_Dataset items_
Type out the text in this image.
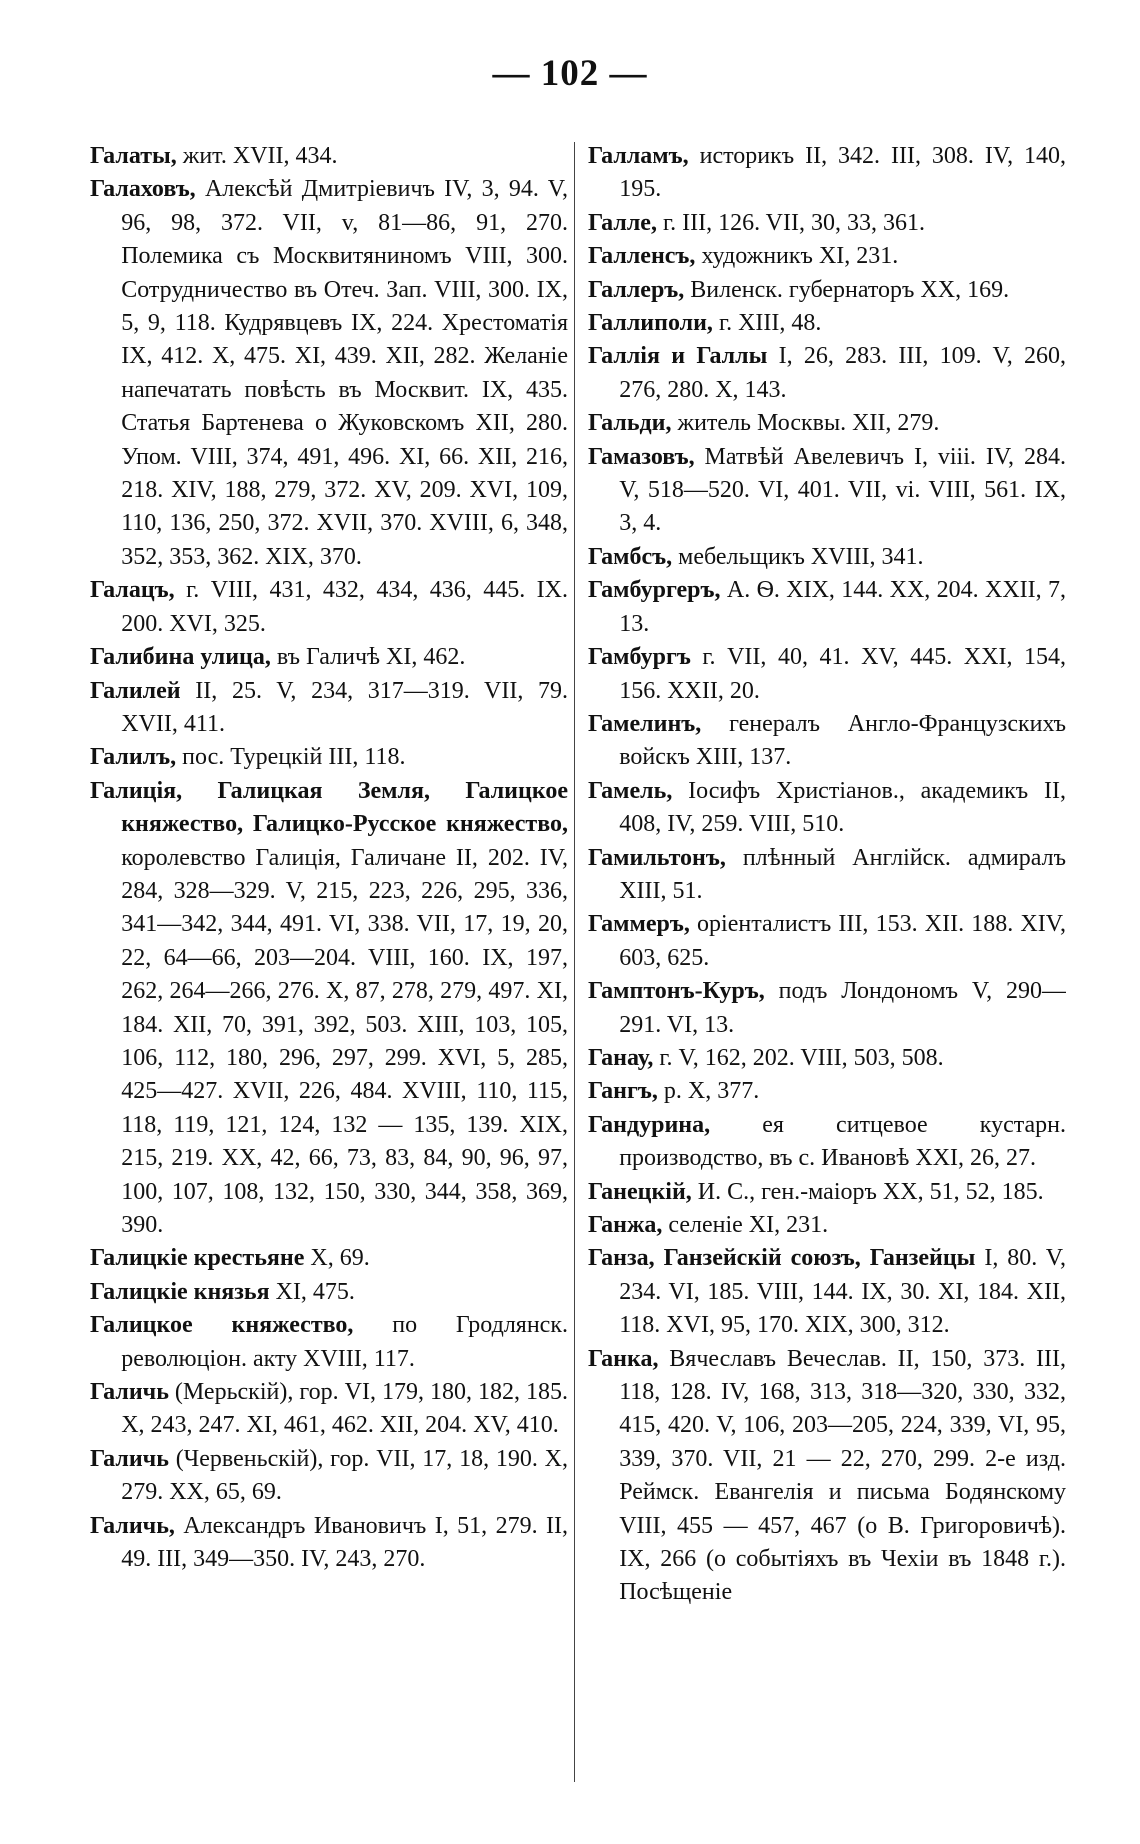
— 102 —

Галаты, жит. XVII, 434.

Галаховъ, Алексѣй Дмитріевичъ IV, 3, 94. V, 96, 98, 372. VII, v, 81—86, 91, 270. Полемика съ Москвитяниномъ VIII, 300. Сотрудничество въ Отеч. Зап. VIII, 300. IX, 5, 9, 118. Кудрявцевъ IX, 224. Хрестоматія IX, 412. X, 475. XI, 439. XII, 282. Желаніе напечатать повѣсть въ Москвит. IX, 435. Статья Бартенева о Жуковскомъ XII, 280. Упом. VIII, 374, 491, 496. XI, 66. XII, 216, 218. XIV, 188, 279, 372. XV, 209. XVI, 109, 110, 136, 250, 372. XVII, 370. XVIII, 6, 348, 352, 353, 362. XIX, 370.

Галацъ, г. VIII, 431, 432, 434, 436, 445. IX. 200. XVI, 325.

Галибина улица, въ Галичѣ XI, 462.

Галилей II, 25. V, 234, 317—319. VII, 79. XVII, 411.

Галилъ, пос. Турецкій III, 118.

Галиція, Галицкая Земля, Галицкое княжество, Галицко-Русское княжество, королевство Галиція, Галичане II, 202. IV, 284, 328—329. V, 215, 223, 226, 295, 336, 341—342, 344, 491. VI, 338. VII, 17, 19, 20, 22, 64—66, 203—204. VIII, 160. IX, 197, 262, 264—266, 276. X, 87, 278, 279, 497. XI, 184. XII, 70, 391, 392, 503. XIII, 103, 105, 106, 112, 180, 296, 297, 299. XVI, 5, 285, 425—427. XVII, 226, 484. XVIII, 110, 115, 118, 119, 121, 124, 132 — 135, 139. XIX, 215, 219. XX, 42, 66, 73, 83, 84, 90, 96, 97, 100, 107, 108, 132, 150, 330, 344, 358, 369, 390.

Галицкіе крестьяне X, 69.

Галицкіе князья XI, 475.

Галицкое княжество, по Гродлянск. революціон. акту XVIII, 117.

Галичь (Мерьскій), гор. VI, 179, 180, 182, 185. X, 243, 247. XI, 461, 462. XII, 204. XV, 410.

Галичь (Червеньскій), гор. VII, 17, 18, 190. X, 279. XX, 65, 69.

Галичь, Александръ Ивановичъ I, 51, 279. II, 49. III, 349—350. IV, 243, 270.

Галламъ, историкъ II, 342. III, 308. IV, 140, 195.

Галле, г. III, 126. VII, 30, 33, 361.

Галленсъ, художникъ XI, 231.

Галлеръ, Виленск. губернаторъ XX, 169.

Галлиполи, г. XIII, 48.

Галлія и Галлы I, 26, 283. III, 109. V, 260, 276, 280. X, 143.

Гальди, житель Москвы. XII, 279.

Гамазовъ, Матвѣй Авелевичъ I, viii. IV, 284. V, 518—520. VI, 401. VII, vi. VIII, 561. IX, 3, 4.

Гамбсъ, мебельщикъ XVIII, 341.

Гамбургеръ, А. Ѳ. XIX, 144. XX, 204. XXII, 7, 13.

Гамбургъ г. VII, 40, 41. XV, 445. XXI, 154, 156. XXII, 20.

Гамелинъ, генералъ Англо-Французскихъ войскъ XIII, 137.

Гамель, Іосифъ Христіанов., академикъ II, 408, IV, 259. VIII, 510.

Гамильтонъ, плѣнный Англійск. адмиралъ XIII, 51.

Гаммеръ, оріенталистъ III, 153. XII. 188. XIV, 603, 625.

Гамптонъ-Куръ, подъ Лондономъ V, 290—291. VI, 13.

Ганау, г. V, 162, 202. VIII, 503, 508.

Гангъ, р. X, 377.

Гандурина, ея ситцевое кустарн. производство, въ с. Ивановѣ XXI, 26, 27.

Ганецкій, И. С., ген.-маіоръ XX, 51, 52, 185.

Ганжа, селеніе XI, 231.

Ганза, Ганзейскій союзъ, Ганзейцы I, 80. V, 234. VI, 185. VIII, 144. IX, 30. XI, 184. XII, 118. XVI, 95, 170. XIX, 300, 312.

Ганка, Вячеславъ Вечеслав. II, 150, 373. III, 118, 128. IV, 168, 313, 318—320, 330, 332, 415, 420. V, 106, 203—205, 224, 339, VI, 95, 339, 370. VII, 21 — 22, 270, 299. 2-е изд. Реймск. Евангелія и письма Бодянскому VIII, 455 — 457, 467 (о В. Григоровичѣ). IX, 266 (о событіяхъ въ Чехіи въ 1848 г.). Посѣщеніе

_Set task_
Pull out all lines of the data with the string "Галицкое".

_Answer to the exercise_
Галиція, Галицкая Земля, Галицкое княжество, Галицко-Русское княжество, королевство Галиція, Галичане II, 202. IV, 284, 328—329. V, 215, 223, 226, 295, 336, 341—342, 344, 491. VI, 338. VII, 17, 19, 20, 22, 64—66, 203—204. VIII, 160. IX, 197, 262, 264—266, 276. X, 87, 278, 279, 497. XI, 184. XII, 70, 391, 392, 503. XIII, 103, 105, 106, 112, 180, 296, 297, 299. XVI, 5, 285, 425—427. XVII, 226, 484. XVIII, 110, 115, 118, 119, 121, 124, 132 — 135, 139. XIX, 215, 219. XX, 42, 66, 73, 83, 84, 90, 96, 97, 100, 107, 108, 132, 150, 330, 344, 358, 369, 390.
Галицкое княжество, по Гродлянск. революціон. акту XVIII, 117.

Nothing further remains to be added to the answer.